_What you need to do_. Find the string "Clean" in the records. Copy every line it appears in.

Stored data:

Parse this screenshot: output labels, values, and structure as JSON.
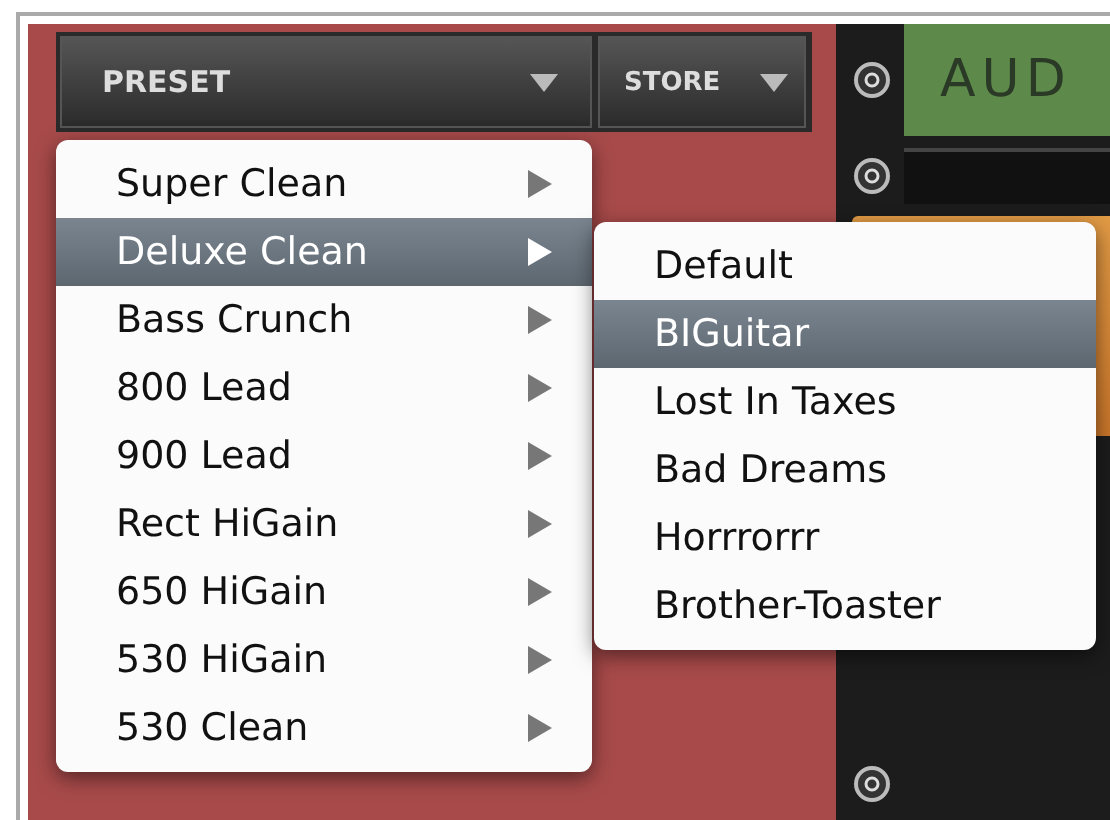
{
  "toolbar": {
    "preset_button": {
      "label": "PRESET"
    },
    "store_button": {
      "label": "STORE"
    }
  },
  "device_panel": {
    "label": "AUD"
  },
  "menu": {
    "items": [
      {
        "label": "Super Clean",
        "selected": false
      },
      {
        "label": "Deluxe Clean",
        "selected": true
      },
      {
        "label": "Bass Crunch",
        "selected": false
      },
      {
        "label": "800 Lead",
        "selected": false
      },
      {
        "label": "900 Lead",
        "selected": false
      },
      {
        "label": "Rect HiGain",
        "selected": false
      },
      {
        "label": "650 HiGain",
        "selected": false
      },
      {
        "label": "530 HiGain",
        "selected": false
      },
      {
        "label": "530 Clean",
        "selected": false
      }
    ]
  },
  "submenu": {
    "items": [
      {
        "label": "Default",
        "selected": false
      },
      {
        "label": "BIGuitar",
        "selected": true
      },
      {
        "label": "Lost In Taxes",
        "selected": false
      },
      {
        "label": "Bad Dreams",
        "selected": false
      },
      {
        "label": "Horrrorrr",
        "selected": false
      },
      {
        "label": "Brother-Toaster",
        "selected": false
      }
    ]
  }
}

_Task solution_.
        "label": "Super Clean",
        "label": "Deluxe Clean",
        "label": "530 Clean",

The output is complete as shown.